▶ JOB: Repeat all the material exactly; pictures stay out of your copy.

▶ STORED DATA:
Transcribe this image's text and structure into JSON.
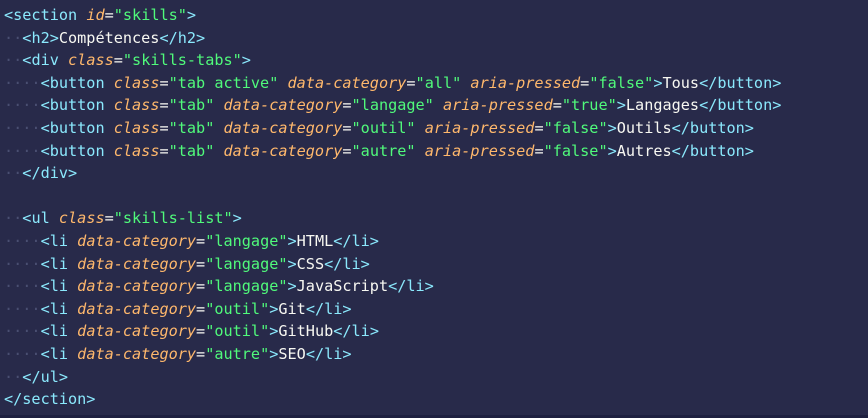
{
  "editor": {
    "language": "html",
    "colors": {
      "background": "#282a4a",
      "tag": "#8be9fd",
      "attribute": "#ffb86c",
      "string": "#50fa7b",
      "text": "#f8f8f2",
      "indent_guide": "#4a4f72"
    },
    "lines": [
      {
        "indent": "",
        "tokens": [
          [
            "tag",
            "<section"
          ],
          [
            "txt",
            " "
          ],
          [
            "attr",
            "id"
          ],
          [
            "punc",
            "="
          ],
          [
            "str",
            "\"skills\""
          ],
          [
            "tag",
            ">"
          ]
        ]
      },
      {
        "indent": "··",
        "tokens": [
          [
            "tag",
            "<h2>"
          ],
          [
            "txt",
            "Compétences"
          ],
          [
            "tag",
            "</h2>"
          ]
        ]
      },
      {
        "indent": "··",
        "tokens": [
          [
            "tag",
            "<div"
          ],
          [
            "txt",
            " "
          ],
          [
            "attr",
            "class"
          ],
          [
            "punc",
            "="
          ],
          [
            "str",
            "\"skills-tabs\""
          ],
          [
            "tag",
            ">"
          ]
        ]
      },
      {
        "indent": "····",
        "tokens": [
          [
            "tag",
            "<button"
          ],
          [
            "txt",
            " "
          ],
          [
            "attr",
            "class"
          ],
          [
            "punc",
            "="
          ],
          [
            "str",
            "\"tab active\""
          ],
          [
            "txt",
            " "
          ],
          [
            "attr",
            "data-category"
          ],
          [
            "punc",
            "="
          ],
          [
            "str",
            "\"all\""
          ],
          [
            "txt",
            " "
          ],
          [
            "attr",
            "aria-pressed"
          ],
          [
            "punc",
            "="
          ],
          [
            "str",
            "\"false\""
          ],
          [
            "tag",
            ">"
          ],
          [
            "txt",
            "Tous"
          ],
          [
            "tag",
            "</button>"
          ]
        ]
      },
      {
        "indent": "····",
        "tokens": [
          [
            "tag",
            "<button"
          ],
          [
            "txt",
            " "
          ],
          [
            "attr",
            "class"
          ],
          [
            "punc",
            "="
          ],
          [
            "str",
            "\"tab\""
          ],
          [
            "txt",
            " "
          ],
          [
            "attr",
            "data-category"
          ],
          [
            "punc",
            "="
          ],
          [
            "str",
            "\"langage\""
          ],
          [
            "txt",
            " "
          ],
          [
            "attr",
            "aria-pressed"
          ],
          [
            "punc",
            "="
          ],
          [
            "str",
            "\"true\""
          ],
          [
            "tag",
            ">"
          ],
          [
            "txt",
            "Langages"
          ],
          [
            "tag",
            "</button>"
          ]
        ]
      },
      {
        "indent": "····",
        "tokens": [
          [
            "tag",
            "<button"
          ],
          [
            "txt",
            " "
          ],
          [
            "attr",
            "class"
          ],
          [
            "punc",
            "="
          ],
          [
            "str",
            "\"tab\""
          ],
          [
            "txt",
            " "
          ],
          [
            "attr",
            "data-category"
          ],
          [
            "punc",
            "="
          ],
          [
            "str",
            "\"outil\""
          ],
          [
            "txt",
            " "
          ],
          [
            "attr",
            "aria-pressed"
          ],
          [
            "punc",
            "="
          ],
          [
            "str",
            "\"false\""
          ],
          [
            "tag",
            ">"
          ],
          [
            "txt",
            "Outils"
          ],
          [
            "tag",
            "</button>"
          ]
        ]
      },
      {
        "indent": "····",
        "tokens": [
          [
            "tag",
            "<button"
          ],
          [
            "txt",
            " "
          ],
          [
            "attr",
            "class"
          ],
          [
            "punc",
            "="
          ],
          [
            "str",
            "\"tab\""
          ],
          [
            "txt",
            " "
          ],
          [
            "attr",
            "data-category"
          ],
          [
            "punc",
            "="
          ],
          [
            "str",
            "\"autre\""
          ],
          [
            "txt",
            " "
          ],
          [
            "attr",
            "aria-pressed"
          ],
          [
            "punc",
            "="
          ],
          [
            "str",
            "\"false\""
          ],
          [
            "tag",
            ">"
          ],
          [
            "txt",
            "Autres"
          ],
          [
            "tag",
            "</button>"
          ]
        ]
      },
      {
        "indent": "··",
        "tokens": [
          [
            "tag",
            "</div>"
          ]
        ]
      },
      {
        "indent": "",
        "tokens": []
      },
      {
        "indent": "··",
        "tokens": [
          [
            "tag",
            "<ul"
          ],
          [
            "txt",
            " "
          ],
          [
            "attr",
            "class"
          ],
          [
            "punc",
            "="
          ],
          [
            "str",
            "\"skills-list\""
          ],
          [
            "tag",
            ">"
          ]
        ]
      },
      {
        "indent": "····",
        "tokens": [
          [
            "tag",
            "<li"
          ],
          [
            "txt",
            " "
          ],
          [
            "attr",
            "data-category"
          ],
          [
            "punc",
            "="
          ],
          [
            "str",
            "\"langage\""
          ],
          [
            "tag",
            ">"
          ],
          [
            "txt",
            "HTML"
          ],
          [
            "tag",
            "</li>"
          ]
        ]
      },
      {
        "indent": "····",
        "tokens": [
          [
            "tag",
            "<li"
          ],
          [
            "txt",
            " "
          ],
          [
            "attr",
            "data-category"
          ],
          [
            "punc",
            "="
          ],
          [
            "str",
            "\"langage\""
          ],
          [
            "tag",
            ">"
          ],
          [
            "txt",
            "CSS"
          ],
          [
            "tag",
            "</li>"
          ]
        ]
      },
      {
        "indent": "····",
        "tokens": [
          [
            "tag",
            "<li"
          ],
          [
            "txt",
            " "
          ],
          [
            "attr",
            "data-category"
          ],
          [
            "punc",
            "="
          ],
          [
            "str",
            "\"langage\""
          ],
          [
            "tag",
            ">"
          ],
          [
            "txt",
            "JavaScript"
          ],
          [
            "tag",
            "</li>"
          ]
        ]
      },
      {
        "indent": "····",
        "tokens": [
          [
            "tag",
            "<li"
          ],
          [
            "txt",
            " "
          ],
          [
            "attr",
            "data-category"
          ],
          [
            "punc",
            "="
          ],
          [
            "str",
            "\"outil\""
          ],
          [
            "tag",
            ">"
          ],
          [
            "txt",
            "Git"
          ],
          [
            "tag",
            "</li>"
          ]
        ]
      },
      {
        "indent": "····",
        "tokens": [
          [
            "tag",
            "<li"
          ],
          [
            "txt",
            " "
          ],
          [
            "attr",
            "data-category"
          ],
          [
            "punc",
            "="
          ],
          [
            "str",
            "\"outil\""
          ],
          [
            "tag",
            ">"
          ],
          [
            "txt",
            "GitHub"
          ],
          [
            "tag",
            "</li>"
          ]
        ]
      },
      {
        "indent": "····",
        "tokens": [
          [
            "tag",
            "<li"
          ],
          [
            "txt",
            " "
          ],
          [
            "attr",
            "data-category"
          ],
          [
            "punc",
            "="
          ],
          [
            "str",
            "\"autre\""
          ],
          [
            "tag",
            ">"
          ],
          [
            "txt",
            "SEO"
          ],
          [
            "tag",
            "</li>"
          ]
        ]
      },
      {
        "indent": "··",
        "tokens": [
          [
            "tag",
            "</ul>"
          ]
        ]
      },
      {
        "indent": "",
        "tokens": [
          [
            "tag",
            "</section>"
          ]
        ]
      }
    ]
  }
}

▶ THE OUTPUT:
Transcribe this image's text and structure into JSON.
{
  "editor": {
    "language": "html",
    "colors": {
      "background": "#282a4a",
      "tag": "#8be9fd",
      "attribute": "#ffb86c",
      "string": "#50fa7b",
      "text": "#f8f8f2",
      "indent_guide": "#4a4f72"
    },
    "lines": [
      {
        "indent": "",
        "tokens": [
          [
            "tag",
            "<section"
          ],
          [
            "txt",
            " "
          ],
          [
            "attr",
            "id"
          ],
          [
            "punc",
            "="
          ],
          [
            "str",
            "\"skills\""
          ],
          [
            "tag",
            ">"
          ]
        ]
      },
      {
        "indent": "··",
        "tokens": [
          [
            "tag",
            "<h2>"
          ],
          [
            "txt",
            "Compétences"
          ],
          [
            "tag",
            "</h2>"
          ]
        ]
      },
      {
        "indent": "··",
        "tokens": [
          [
            "tag",
            "<div"
          ],
          [
            "txt",
            " "
          ],
          [
            "attr",
            "class"
          ],
          [
            "punc",
            "="
          ],
          [
            "str",
            "\"skills-tabs\""
          ],
          [
            "tag",
            ">"
          ]
        ]
      },
      {
        "indent": "····",
        "tokens": [
          [
            "tag",
            "<button"
          ],
          [
            "txt",
            " "
          ],
          [
            "attr",
            "class"
          ],
          [
            "punc",
            "="
          ],
          [
            "str",
            "\"tab active\""
          ],
          [
            "txt",
            " "
          ],
          [
            "attr",
            "data-category"
          ],
          [
            "punc",
            "="
          ],
          [
            "str",
            "\"all\""
          ],
          [
            "txt",
            " "
          ],
          [
            "attr",
            "aria-pressed"
          ],
          [
            "punc",
            "="
          ],
          [
            "str",
            "\"false\""
          ],
          [
            "tag",
            ">"
          ],
          [
            "txt",
            "Tous"
          ],
          [
            "tag",
            "</button>"
          ]
        ]
      },
      {
        "indent": "····",
        "tokens": [
          [
            "tag",
            "<button"
          ],
          [
            "txt",
            " "
          ],
          [
            "attr",
            "class"
          ],
          [
            "punc",
            "="
          ],
          [
            "str",
            "\"tab\""
          ],
          [
            "txt",
            " "
          ],
          [
            "attr",
            "data-category"
          ],
          [
            "punc",
            "="
          ],
          [
            "str",
            "\"langage\""
          ],
          [
            "txt",
            " "
          ],
          [
            "attr",
            "aria-pressed"
          ],
          [
            "punc",
            "="
          ],
          [
            "str",
            "\"true\""
          ],
          [
            "tag",
            ">"
          ],
          [
            "txt",
            "Langages"
          ],
          [
            "tag",
            "</button>"
          ]
        ]
      },
      {
        "indent": "····",
        "tokens": [
          [
            "tag",
            "<button"
          ],
          [
            "txt",
            " "
          ],
          [
            "attr",
            "class"
          ],
          [
            "punc",
            "="
          ],
          [
            "str",
            "\"tab\""
          ],
          [
            "txt",
            " "
          ],
          [
            "attr",
            "data-category"
          ],
          [
            "punc",
            "="
          ],
          [
            "str",
            "\"outil\""
          ],
          [
            "txt",
            " "
          ],
          [
            "attr",
            "aria-pressed"
          ],
          [
            "punc",
            "="
          ],
          [
            "str",
            "\"false\""
          ],
          [
            "tag",
            ">"
          ],
          [
            "txt",
            "Outils"
          ],
          [
            "tag",
            "</button>"
          ]
        ]
      },
      {
        "indent": "····",
        "tokens": [
          [
            "tag",
            "<button"
          ],
          [
            "txt",
            " "
          ],
          [
            "attr",
            "class"
          ],
          [
            "punc",
            "="
          ],
          [
            "str",
            "\"tab\""
          ],
          [
            "txt",
            " "
          ],
          [
            "attr",
            "data-category"
          ],
          [
            "punc",
            "="
          ],
          [
            "str",
            "\"autre\""
          ],
          [
            "txt",
            " "
          ],
          [
            "attr",
            "aria-pressed"
          ],
          [
            "punc",
            "="
          ],
          [
            "str",
            "\"false\""
          ],
          [
            "tag",
            ">"
          ],
          [
            "txt",
            "Autres"
          ],
          [
            "tag",
            "</button>"
          ]
        ]
      },
      {
        "indent": "··",
        "tokens": [
          [
            "tag",
            "</div>"
          ]
        ]
      },
      {
        "indent": "",
        "tokens": []
      },
      {
        "indent": "··",
        "tokens": [
          [
            "tag",
            "<ul"
          ],
          [
            "txt",
            " "
          ],
          [
            "attr",
            "class"
          ],
          [
            "punc",
            "="
          ],
          [
            "str",
            "\"skills-list\""
          ],
          [
            "tag",
            ">"
          ]
        ]
      },
      {
        "indent": "····",
        "tokens": [
          [
            "tag",
            "<li"
          ],
          [
            "txt",
            " "
          ],
          [
            "attr",
            "data-category"
          ],
          [
            "punc",
            "="
          ],
          [
            "str",
            "\"langage\""
          ],
          [
            "tag",
            ">"
          ],
          [
            "txt",
            "HTML"
          ],
          [
            "tag",
            "</li>"
          ]
        ]
      },
      {
        "indent": "····",
        "tokens": [
          [
            "tag",
            "<li"
          ],
          [
            "txt",
            " "
          ],
          [
            "attr",
            "data-category"
          ],
          [
            "punc",
            "="
          ],
          [
            "str",
            "\"langage\""
          ],
          [
            "tag",
            ">"
          ],
          [
            "txt",
            "CSS"
          ],
          [
            "tag",
            "</li>"
          ]
        ]
      },
      {
        "indent": "····",
        "tokens": [
          [
            "tag",
            "<li"
          ],
          [
            "txt",
            " "
          ],
          [
            "attr",
            "data-category"
          ],
          [
            "punc",
            "="
          ],
          [
            "str",
            "\"langage\""
          ],
          [
            "tag",
            ">"
          ],
          [
            "txt",
            "JavaScript"
          ],
          [
            "tag",
            "</li>"
          ]
        ]
      },
      {
        "indent": "····",
        "tokens": [
          [
            "tag",
            "<li"
          ],
          [
            "txt",
            " "
          ],
          [
            "attr",
            "data-category"
          ],
          [
            "punc",
            "="
          ],
          [
            "str",
            "\"outil\""
          ],
          [
            "tag",
            ">"
          ],
          [
            "txt",
            "Git"
          ],
          [
            "tag",
            "</li>"
          ]
        ]
      },
      {
        "indent": "····",
        "tokens": [
          [
            "tag",
            "<li"
          ],
          [
            "txt",
            " "
          ],
          [
            "attr",
            "data-category"
          ],
          [
            "punc",
            "="
          ],
          [
            "str",
            "\"outil\""
          ],
          [
            "tag",
            ">"
          ],
          [
            "txt",
            "GitHub"
          ],
          [
            "tag",
            "</li>"
          ]
        ]
      },
      {
        "indent": "····",
        "tokens": [
          [
            "tag",
            "<li"
          ],
          [
            "txt",
            " "
          ],
          [
            "attr",
            "data-category"
          ],
          [
            "punc",
            "="
          ],
          [
            "str",
            "\"autre\""
          ],
          [
            "tag",
            ">"
          ],
          [
            "txt",
            "SEO"
          ],
          [
            "tag",
            "</li>"
          ]
        ]
      },
      {
        "indent": "··",
        "tokens": [
          [
            "tag",
            "</ul>"
          ]
        ]
      },
      {
        "indent": "",
        "tokens": [
          [
            "tag",
            "</section>"
          ]
        ]
      }
    ]
  }
}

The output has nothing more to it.